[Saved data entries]
··········

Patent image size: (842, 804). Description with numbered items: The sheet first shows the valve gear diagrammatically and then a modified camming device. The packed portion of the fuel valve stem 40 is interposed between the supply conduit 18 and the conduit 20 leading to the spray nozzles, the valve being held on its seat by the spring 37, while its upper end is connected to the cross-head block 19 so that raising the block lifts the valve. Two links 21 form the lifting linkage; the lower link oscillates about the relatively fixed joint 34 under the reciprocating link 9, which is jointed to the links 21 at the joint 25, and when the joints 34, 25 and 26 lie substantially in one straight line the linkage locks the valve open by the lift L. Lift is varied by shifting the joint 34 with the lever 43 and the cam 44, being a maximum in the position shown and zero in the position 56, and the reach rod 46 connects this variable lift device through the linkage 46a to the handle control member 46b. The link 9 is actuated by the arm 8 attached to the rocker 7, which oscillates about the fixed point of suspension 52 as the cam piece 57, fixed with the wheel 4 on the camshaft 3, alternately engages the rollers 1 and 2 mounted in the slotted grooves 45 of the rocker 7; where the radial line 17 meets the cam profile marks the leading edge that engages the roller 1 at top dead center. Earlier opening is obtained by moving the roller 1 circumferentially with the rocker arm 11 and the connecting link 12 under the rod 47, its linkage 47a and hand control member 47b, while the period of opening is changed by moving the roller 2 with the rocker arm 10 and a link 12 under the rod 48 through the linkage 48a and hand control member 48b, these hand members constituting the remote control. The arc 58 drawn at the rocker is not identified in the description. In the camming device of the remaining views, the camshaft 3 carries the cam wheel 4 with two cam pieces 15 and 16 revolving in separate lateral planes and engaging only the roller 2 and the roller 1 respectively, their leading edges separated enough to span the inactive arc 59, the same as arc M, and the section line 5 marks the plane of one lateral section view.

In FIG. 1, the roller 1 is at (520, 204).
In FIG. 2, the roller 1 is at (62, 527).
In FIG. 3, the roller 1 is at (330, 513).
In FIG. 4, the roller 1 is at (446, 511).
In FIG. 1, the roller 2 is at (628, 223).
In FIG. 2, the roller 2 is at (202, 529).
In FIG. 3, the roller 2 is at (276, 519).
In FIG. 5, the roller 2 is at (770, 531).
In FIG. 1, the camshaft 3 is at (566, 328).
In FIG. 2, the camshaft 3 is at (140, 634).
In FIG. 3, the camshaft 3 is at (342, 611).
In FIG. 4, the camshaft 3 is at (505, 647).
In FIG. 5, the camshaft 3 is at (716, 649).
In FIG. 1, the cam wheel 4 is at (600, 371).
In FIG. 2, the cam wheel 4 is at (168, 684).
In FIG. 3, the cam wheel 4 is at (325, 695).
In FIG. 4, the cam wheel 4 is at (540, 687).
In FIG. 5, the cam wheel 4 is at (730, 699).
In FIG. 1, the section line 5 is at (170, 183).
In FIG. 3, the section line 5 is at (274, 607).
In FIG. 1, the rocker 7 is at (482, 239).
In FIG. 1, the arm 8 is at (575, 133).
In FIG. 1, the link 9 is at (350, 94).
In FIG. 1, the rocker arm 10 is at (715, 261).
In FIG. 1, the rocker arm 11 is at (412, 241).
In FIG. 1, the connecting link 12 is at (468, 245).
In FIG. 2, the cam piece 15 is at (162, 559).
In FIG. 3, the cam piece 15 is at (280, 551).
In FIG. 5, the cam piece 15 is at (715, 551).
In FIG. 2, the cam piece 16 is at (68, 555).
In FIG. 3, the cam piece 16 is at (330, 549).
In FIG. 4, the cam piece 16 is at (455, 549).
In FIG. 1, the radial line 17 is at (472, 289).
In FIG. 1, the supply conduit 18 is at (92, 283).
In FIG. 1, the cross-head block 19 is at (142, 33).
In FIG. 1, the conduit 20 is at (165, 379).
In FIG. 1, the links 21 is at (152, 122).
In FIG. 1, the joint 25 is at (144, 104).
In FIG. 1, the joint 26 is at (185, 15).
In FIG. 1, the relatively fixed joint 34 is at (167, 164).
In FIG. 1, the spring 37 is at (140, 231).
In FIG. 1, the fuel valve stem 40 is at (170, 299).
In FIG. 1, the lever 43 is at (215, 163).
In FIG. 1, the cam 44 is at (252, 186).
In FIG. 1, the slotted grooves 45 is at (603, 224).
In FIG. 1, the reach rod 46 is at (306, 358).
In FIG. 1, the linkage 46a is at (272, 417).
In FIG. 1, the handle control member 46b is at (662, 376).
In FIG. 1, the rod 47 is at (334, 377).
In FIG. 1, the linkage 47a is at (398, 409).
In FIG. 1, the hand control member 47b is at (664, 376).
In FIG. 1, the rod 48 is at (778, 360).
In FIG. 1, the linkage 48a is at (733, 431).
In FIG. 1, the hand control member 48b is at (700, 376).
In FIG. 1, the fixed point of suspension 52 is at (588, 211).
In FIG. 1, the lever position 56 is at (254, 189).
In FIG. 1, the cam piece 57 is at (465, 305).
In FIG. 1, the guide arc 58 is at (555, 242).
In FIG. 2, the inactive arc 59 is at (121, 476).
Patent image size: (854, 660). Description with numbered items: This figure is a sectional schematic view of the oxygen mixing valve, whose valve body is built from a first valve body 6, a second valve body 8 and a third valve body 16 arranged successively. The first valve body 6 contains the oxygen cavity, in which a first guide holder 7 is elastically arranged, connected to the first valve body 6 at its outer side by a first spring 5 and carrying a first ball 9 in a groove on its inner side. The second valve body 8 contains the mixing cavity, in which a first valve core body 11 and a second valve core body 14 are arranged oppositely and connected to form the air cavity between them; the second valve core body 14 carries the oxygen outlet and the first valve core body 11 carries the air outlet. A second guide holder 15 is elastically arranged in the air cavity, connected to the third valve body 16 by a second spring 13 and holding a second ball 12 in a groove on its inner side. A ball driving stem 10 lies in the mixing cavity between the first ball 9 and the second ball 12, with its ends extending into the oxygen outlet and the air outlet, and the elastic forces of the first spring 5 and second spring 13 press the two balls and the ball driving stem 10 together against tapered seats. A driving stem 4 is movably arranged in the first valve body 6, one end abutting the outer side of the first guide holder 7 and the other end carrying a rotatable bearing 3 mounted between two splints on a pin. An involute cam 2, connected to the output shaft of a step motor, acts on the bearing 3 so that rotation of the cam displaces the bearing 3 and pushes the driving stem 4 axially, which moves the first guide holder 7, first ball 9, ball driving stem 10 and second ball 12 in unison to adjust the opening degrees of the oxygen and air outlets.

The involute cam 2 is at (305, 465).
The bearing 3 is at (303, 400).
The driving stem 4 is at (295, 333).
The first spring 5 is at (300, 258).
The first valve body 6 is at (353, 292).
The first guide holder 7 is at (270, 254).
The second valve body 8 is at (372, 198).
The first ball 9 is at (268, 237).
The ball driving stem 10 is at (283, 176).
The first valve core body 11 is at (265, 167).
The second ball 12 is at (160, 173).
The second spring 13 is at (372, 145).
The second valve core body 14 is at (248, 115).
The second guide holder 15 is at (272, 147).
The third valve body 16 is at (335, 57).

··········

▶ Goal: Please extract every line of the material above that contains the string "third", matching case exactly.

▶ Answer to the problem:
Patent image size: (854, 660). Description with numbered items: This figure is a sectional schematic view of the oxygen mixing valve, whose valve body is built from a first valve body 6, a second valve body 8 and a third valve body 16 arranged successively. The first valve body 6 contains the oxygen cavity, in which a first guide holder 7 is elastically arranged, connected to the first valve body 6 at its outer side by a first spring 5 and carrying a first ball 9 in a groove on its inner side. The second valve body 8 contains the mixing cavity, in which a first valve core body 11 and a second valve core body 14 are arranged oppositely and connected to form the air cavity between them; the second valve core body 14 carries the oxygen outlet and the first valve core body 11 carries the air outlet. A second guide holder 15 is elastically arranged in the air cavity, connected to the third valve body 16 by a second spring 13 and holding a second ball 12 in a groove on its inner side. A ball driving stem 10 lies in the mixing cavity between the first ball 9 and the second ball 12, with its ends extending into the oxygen outlet and the air outlet, and the elastic forces of the first spring 5 and second spring 13 press the two balls and the ball driving stem 10 together against tapered seats. A driving stem 4 is movably arranged in the first valve body 6, one end abutting the outer side of the first guide holder 7 and the other end carrying a rotatable bearing 3 mounted between two splints on a pin. An involute cam 2, connected to the output shaft of a step motor, acts on the bearing 3 so that rotation of the cam displaces the bearing 3 and pushes the driving stem 4 axially, which moves the first guide holder 7, first ball 9, ball driving stem 10 and second ball 12 in unison to adjust the opening degrees of the oxygen and air outlets.
The third valve body 16 is at (335, 57).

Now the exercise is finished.